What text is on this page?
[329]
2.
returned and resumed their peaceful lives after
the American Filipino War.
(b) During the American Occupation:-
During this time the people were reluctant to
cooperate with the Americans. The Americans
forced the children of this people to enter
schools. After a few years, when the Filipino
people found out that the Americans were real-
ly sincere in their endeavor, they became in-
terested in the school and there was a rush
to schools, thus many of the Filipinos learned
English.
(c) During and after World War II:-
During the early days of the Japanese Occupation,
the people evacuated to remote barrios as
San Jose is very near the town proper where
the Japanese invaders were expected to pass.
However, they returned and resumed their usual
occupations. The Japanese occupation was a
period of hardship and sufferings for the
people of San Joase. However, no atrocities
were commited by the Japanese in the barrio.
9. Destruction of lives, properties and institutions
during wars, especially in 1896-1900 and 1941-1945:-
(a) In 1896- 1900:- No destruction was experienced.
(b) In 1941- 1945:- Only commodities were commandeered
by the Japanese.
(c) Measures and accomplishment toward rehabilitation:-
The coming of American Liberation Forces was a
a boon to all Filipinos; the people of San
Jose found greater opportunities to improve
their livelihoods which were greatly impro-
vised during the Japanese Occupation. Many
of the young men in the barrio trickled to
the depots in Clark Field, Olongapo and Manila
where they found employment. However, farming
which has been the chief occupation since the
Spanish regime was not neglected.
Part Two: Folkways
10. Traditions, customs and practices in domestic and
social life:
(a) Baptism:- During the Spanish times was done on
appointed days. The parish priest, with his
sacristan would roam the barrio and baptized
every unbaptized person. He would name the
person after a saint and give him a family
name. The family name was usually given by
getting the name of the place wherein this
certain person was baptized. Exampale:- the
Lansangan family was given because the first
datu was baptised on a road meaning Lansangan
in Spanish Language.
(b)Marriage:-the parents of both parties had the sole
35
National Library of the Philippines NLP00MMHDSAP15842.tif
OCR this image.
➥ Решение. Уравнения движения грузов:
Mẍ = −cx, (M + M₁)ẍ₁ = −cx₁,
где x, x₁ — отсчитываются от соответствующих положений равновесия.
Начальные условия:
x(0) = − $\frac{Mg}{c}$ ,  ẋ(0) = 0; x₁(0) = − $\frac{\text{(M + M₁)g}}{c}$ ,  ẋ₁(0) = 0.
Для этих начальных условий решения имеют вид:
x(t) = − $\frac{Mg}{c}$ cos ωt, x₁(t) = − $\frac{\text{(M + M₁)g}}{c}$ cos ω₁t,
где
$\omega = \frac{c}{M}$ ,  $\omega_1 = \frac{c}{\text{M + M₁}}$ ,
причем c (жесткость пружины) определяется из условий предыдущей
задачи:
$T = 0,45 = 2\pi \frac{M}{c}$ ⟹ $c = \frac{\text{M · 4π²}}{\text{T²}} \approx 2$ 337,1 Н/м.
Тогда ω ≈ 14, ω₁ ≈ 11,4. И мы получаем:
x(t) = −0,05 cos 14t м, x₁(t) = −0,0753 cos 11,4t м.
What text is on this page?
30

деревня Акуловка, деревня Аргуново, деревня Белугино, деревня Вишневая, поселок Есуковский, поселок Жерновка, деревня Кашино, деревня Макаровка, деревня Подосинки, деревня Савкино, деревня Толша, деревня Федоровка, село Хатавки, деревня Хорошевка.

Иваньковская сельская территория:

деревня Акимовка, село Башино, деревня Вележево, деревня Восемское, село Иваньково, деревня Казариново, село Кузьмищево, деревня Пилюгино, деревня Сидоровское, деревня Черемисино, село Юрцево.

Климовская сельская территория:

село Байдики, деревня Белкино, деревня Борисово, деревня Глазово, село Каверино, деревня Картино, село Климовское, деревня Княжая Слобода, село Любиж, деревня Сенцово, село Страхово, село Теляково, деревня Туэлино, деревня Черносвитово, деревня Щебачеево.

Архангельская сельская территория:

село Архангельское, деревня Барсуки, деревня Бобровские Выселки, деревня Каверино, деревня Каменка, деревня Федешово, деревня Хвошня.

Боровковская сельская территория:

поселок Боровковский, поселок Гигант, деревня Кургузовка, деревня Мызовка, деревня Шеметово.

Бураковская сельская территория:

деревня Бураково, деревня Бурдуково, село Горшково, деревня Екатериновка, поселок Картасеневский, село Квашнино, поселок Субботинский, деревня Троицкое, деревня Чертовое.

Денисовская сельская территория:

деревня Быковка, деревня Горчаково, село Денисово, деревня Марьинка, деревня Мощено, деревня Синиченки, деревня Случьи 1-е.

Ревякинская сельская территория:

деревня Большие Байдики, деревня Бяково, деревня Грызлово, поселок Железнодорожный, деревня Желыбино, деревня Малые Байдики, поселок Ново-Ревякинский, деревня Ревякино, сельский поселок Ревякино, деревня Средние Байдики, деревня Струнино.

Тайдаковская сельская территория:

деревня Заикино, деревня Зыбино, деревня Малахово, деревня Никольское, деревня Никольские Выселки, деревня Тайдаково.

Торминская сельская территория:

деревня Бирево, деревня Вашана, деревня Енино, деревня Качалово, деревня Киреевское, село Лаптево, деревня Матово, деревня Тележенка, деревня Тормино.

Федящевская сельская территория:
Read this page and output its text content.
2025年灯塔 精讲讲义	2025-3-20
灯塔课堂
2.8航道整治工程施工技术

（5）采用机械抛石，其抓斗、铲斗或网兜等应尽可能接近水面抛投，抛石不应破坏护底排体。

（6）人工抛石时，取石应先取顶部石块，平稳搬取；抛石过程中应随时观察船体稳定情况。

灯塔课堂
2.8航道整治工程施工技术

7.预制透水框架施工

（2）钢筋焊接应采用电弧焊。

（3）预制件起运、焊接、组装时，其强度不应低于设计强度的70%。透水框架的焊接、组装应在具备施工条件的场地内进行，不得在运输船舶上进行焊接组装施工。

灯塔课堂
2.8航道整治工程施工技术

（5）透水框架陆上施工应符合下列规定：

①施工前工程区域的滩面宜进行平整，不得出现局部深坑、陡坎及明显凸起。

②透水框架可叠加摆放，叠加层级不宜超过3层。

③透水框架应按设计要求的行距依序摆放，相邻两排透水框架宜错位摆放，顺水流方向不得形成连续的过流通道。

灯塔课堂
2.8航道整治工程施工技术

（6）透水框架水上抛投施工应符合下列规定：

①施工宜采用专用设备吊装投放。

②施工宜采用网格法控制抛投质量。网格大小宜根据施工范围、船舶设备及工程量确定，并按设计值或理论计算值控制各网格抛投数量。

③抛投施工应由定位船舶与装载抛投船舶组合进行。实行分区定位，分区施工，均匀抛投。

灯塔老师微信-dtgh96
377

Work required: Copy all lines from the material that contain "given".

Correct answer:
name. The family name was usually given by
Lansangan family was given because the first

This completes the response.